▶ _EXERCISE DIRECTIONS_:
Below are some records; return each one exactly.
-- start GIVEN INFORMATION --
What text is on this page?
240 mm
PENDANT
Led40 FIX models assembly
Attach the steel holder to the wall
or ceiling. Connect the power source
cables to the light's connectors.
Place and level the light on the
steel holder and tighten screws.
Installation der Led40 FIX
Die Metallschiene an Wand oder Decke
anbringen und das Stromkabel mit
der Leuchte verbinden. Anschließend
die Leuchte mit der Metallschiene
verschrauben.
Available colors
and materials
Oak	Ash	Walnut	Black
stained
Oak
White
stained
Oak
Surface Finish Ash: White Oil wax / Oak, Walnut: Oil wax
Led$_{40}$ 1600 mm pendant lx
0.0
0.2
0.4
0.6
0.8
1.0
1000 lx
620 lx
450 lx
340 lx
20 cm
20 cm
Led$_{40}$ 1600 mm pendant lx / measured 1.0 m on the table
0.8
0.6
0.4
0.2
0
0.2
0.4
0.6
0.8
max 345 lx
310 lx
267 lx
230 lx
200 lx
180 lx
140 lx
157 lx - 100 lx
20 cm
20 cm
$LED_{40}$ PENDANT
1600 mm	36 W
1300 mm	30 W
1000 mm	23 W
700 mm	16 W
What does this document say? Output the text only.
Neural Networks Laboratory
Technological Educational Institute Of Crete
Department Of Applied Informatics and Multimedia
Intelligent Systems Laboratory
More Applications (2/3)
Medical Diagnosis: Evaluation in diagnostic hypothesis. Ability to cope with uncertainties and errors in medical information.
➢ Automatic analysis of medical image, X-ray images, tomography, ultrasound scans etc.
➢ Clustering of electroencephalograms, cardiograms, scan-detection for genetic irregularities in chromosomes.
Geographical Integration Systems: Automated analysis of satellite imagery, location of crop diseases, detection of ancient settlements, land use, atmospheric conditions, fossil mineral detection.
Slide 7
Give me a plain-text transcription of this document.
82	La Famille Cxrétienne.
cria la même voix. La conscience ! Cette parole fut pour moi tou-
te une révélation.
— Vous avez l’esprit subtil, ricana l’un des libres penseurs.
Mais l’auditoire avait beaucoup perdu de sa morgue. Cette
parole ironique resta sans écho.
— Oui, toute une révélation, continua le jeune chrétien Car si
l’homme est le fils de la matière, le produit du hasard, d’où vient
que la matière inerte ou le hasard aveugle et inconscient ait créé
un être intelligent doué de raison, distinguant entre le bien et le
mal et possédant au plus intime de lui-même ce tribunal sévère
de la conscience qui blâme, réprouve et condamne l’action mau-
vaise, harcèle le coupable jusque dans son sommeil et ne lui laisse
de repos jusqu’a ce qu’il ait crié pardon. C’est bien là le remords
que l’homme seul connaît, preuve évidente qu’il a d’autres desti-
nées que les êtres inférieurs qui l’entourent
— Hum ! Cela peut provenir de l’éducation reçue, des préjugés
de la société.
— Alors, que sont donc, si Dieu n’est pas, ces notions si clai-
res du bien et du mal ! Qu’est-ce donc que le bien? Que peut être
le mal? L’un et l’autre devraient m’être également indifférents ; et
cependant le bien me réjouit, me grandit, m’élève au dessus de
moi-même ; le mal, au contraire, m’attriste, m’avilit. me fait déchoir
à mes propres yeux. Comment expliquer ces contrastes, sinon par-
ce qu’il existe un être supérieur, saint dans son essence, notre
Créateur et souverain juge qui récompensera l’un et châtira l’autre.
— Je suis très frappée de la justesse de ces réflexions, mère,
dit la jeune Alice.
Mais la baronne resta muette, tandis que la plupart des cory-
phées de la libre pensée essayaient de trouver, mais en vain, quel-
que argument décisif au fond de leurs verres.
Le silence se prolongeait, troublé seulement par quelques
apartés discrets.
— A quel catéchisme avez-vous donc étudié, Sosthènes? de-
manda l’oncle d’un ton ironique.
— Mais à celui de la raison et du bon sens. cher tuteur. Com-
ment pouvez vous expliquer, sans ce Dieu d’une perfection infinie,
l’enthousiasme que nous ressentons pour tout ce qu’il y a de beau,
-- end GIVEN INFORMATION --
▶ _ANSWER TO THIS PROBLEM_:
What text is on this page?
240 mm
PENDANT
Led40 FIX models assembly
Attach the steel holder to the wall
or ceiling. Connect the power source
cables to the light's connectors.
Place and level the light on the
steel holder and tighten screws.
Installation der Led40 FIX
Die Metallschiene an Wand oder Decke
anbringen und das Stromkabel mit
der Leuchte verbinden. Anschließend
die Leuchte mit der Metallschiene
verschrauben.
Available colors
and materials
Oak	Ash	Walnut	Black
stained
Oak
White
stained
Oak
Surface Finish Ash: White Oil wax / Oak, Walnut: Oil wax
Led$_{40}$ 1600 mm pendant lx
0.0
0.2
0.4
0.6
0.8
1.0
1000 lx
620 lx
450 lx
340 lx
20 cm
20 cm
Led$_{40}$ 1600 mm pendant lx / measured 1.0 m on the table
0.8
0.6
0.4
0.2
0
0.2
0.4
0.6
0.8
max 345 lx
310 lx
267 lx
230 lx
200 lx
180 lx
140 lx
157 lx - 100 lx
20 cm
20 cm
$LED_{40}$ PENDANT
1600 mm	36 W
1300 mm	30 W
1000 mm	23 W
700 mm	16 W
What does this document say? Output the text only.
Neural Networks Laboratory
Technological Educational Institute Of Crete
Department Of Applied Informatics and Multimedia
Intelligent Systems Laboratory
More Applications (2/3)
Medical Diagnosis: Evaluation in diagnostic hypothesis. Ability to cope with uncertainties and errors in medical information.
➢ Automatic analysis of medical image, X-ray images, tomography, ultrasound scans etc.
➢ Clustering of electroencephalograms, cardiograms, scan-detection for genetic irregularities in chromosomes.
Geographical Integration Systems: Automated analysis of satellite imagery, location of crop diseases, detection of ancient settlements, land use, atmospheric conditions, fossil mineral detection.
Slide 7
Give me a plain-text transcription of this document.
82	La Famille Cxrétienne.
cria la même voix. La conscience ! Cette parole fut pour moi tou-
te une révélation.
— Vous avez l’esprit subtil, ricana l’un des libres penseurs.
Mais l’auditoire avait beaucoup perdu de sa morgue. Cette
parole ironique resta sans écho.
— Oui, toute une révélation, continua le jeune chrétien Car si
l’homme est le fils de la matière, le produit du hasard, d’où vient
que la matière inerte ou le hasard aveugle et inconscient ait créé
un être intelligent doué de raison, distinguant entre le bien et le
mal et possédant au plus intime de lui-même ce tribunal sévère
de la conscience qui blâme, réprouve et condamne l’action mau-
vaise, harcèle le coupable jusque dans son sommeil et ne lui laisse
de repos jusqu’a ce qu’il ait crié pardon. C’est bien là le remords
que l’homme seul connaît, preuve évidente qu’il a d’autres desti-
nées que les êtres inférieurs qui l’entourent
— Hum ! Cela peut provenir de l’éducation reçue, des préjugés
de la société.
— Alors, que sont donc, si Dieu n’est pas, ces notions si clai-
res du bien et du mal ! Qu’est-ce donc que le bien? Que peut être
le mal? L’un et l’autre devraient m’être également indifférents ; et
cependant le bien me réjouit, me grandit, m’élève au dessus de
moi-même ; le mal, au contraire, m’attriste, m’avilit. me fait déchoir
à mes propres yeux. Comment expliquer ces contrastes, sinon par-
ce qu’il existe un être supérieur, saint dans son essence, notre
Créateur et souverain juge qui récompensera l’un et châtira l’autre.
— Je suis très frappée de la justesse de ces réflexions, mère,
dit la jeune Alice.
Mais la baronne resta muette, tandis que la plupart des cory-
phées de la libre pensée essayaient de trouver, mais en vain, quel-
que argument décisif au fond de leurs verres.
Le silence se prolongeait, troublé seulement par quelques
apartés discrets.
— A quel catéchisme avez-vous donc étudié, Sosthènes? de-
manda l’oncle d’un ton ironique.
— Mais à celui de la raison et du bon sens. cher tuteur. Com-
ment pouvez vous expliquer, sans ce Dieu d’une perfection infinie,
l’enthousiasme que nous ressentons pour tout ce qu’il y a de beau,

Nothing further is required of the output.